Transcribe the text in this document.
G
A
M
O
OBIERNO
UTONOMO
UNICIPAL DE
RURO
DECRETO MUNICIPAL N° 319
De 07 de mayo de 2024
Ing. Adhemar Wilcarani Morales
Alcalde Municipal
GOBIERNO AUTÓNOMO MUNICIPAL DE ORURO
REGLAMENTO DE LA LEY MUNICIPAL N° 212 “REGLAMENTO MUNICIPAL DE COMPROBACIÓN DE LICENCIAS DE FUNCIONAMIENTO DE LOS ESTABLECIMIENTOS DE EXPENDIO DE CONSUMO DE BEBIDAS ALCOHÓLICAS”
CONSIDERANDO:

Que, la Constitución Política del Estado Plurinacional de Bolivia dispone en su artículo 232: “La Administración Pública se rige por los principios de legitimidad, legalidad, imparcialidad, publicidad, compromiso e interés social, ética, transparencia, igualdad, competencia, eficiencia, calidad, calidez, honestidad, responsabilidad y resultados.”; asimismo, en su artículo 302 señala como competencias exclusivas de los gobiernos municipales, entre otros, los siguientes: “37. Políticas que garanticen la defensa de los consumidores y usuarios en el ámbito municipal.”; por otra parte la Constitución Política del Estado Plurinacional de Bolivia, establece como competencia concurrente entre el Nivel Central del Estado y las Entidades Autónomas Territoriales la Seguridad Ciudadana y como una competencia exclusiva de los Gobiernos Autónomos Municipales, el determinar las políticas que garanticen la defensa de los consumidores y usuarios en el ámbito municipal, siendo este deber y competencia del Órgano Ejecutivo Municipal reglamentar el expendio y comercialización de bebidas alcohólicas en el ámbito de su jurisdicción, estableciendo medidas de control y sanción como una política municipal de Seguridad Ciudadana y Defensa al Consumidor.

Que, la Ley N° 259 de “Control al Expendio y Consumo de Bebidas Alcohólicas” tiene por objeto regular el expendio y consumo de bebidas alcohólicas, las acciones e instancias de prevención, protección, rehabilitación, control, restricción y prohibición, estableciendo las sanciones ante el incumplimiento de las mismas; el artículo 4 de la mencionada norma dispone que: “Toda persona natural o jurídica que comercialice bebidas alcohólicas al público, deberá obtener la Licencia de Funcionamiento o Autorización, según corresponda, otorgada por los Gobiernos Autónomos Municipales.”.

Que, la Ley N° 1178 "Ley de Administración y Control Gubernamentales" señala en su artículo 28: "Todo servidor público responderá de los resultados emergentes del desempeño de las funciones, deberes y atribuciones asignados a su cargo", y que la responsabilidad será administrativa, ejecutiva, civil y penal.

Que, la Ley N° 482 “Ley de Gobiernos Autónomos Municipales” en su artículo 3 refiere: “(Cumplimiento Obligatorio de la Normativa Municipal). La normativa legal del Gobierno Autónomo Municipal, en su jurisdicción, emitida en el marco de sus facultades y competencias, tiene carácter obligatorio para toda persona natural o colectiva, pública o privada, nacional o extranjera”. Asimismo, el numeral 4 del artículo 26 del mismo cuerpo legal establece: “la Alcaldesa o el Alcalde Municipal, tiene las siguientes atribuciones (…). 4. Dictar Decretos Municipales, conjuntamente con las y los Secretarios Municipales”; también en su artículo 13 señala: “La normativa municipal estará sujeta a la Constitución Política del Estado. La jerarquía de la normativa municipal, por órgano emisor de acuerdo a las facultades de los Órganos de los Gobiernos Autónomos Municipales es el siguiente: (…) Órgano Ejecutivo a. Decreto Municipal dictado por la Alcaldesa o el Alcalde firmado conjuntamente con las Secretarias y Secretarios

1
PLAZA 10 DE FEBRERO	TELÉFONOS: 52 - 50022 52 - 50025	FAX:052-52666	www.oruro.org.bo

::::

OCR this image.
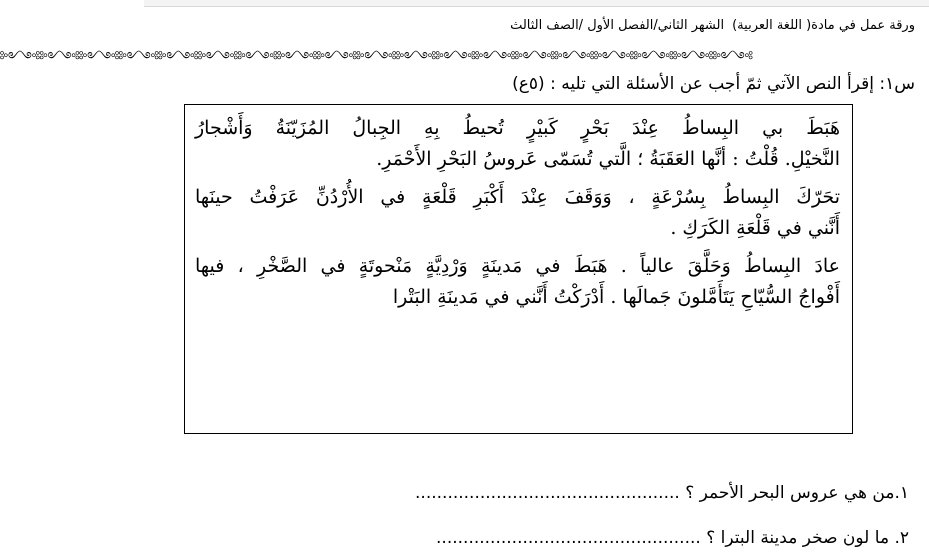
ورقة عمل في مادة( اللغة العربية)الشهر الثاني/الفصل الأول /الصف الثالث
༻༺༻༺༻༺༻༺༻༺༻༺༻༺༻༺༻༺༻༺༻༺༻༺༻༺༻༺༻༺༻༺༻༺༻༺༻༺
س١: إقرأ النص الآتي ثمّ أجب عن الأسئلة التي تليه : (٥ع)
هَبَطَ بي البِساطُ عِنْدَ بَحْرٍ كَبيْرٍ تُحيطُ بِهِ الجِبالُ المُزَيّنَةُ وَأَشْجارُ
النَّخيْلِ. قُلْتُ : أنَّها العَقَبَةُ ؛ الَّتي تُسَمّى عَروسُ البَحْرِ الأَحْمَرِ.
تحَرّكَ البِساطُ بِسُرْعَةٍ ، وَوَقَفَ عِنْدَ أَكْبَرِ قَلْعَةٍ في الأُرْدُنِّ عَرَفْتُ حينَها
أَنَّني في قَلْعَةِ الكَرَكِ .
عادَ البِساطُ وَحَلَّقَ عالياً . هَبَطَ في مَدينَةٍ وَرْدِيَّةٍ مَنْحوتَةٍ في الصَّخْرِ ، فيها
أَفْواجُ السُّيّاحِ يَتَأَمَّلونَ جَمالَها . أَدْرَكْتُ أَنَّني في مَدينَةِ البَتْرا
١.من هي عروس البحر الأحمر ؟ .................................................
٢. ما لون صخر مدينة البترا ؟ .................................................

::::

*Work to complete*:
Show, from the listing above, each line that contains the word "Alcalde".

*Result of this exercise*:
Alcalde Municipal
Que, la Ley N° 482 “Ley de Gobiernos Autónomos Municipales” en su artículo 3 refiere: “(Cumplimiento Obligatorio de la Normativa Municipal). La normativa legal del Gobierno Autónomo Municipal, en su jurisdicción, emitida en el marco de sus facultades y competencias, tiene carácter obligatorio para toda persona natural o colectiva, pública o privada, nacional o extranjera”. Asimismo, el numeral 4 del artículo 26 del mismo cuerpo legal establece: “la Alcaldesa o el Alcalde Municipal, tiene las siguientes atribuciones (…). 4. Dictar Decretos Municipales, conjuntamente con las y los Secretarios Municipales”; también en su artículo 13 señala: “La normativa municipal estará sujeta a la Constitución Política del Estado. La jerarquía de la normativa municipal, por órgano emisor de acuerdo a las facultades de los Órganos de los Gobiernos Autónomos Municipales es el siguiente: (…) Órgano Ejecutivo a. Decreto Municipal dictado por la Alcaldesa o el Alcalde firmado conjuntamente con las Secretarias y Secretarios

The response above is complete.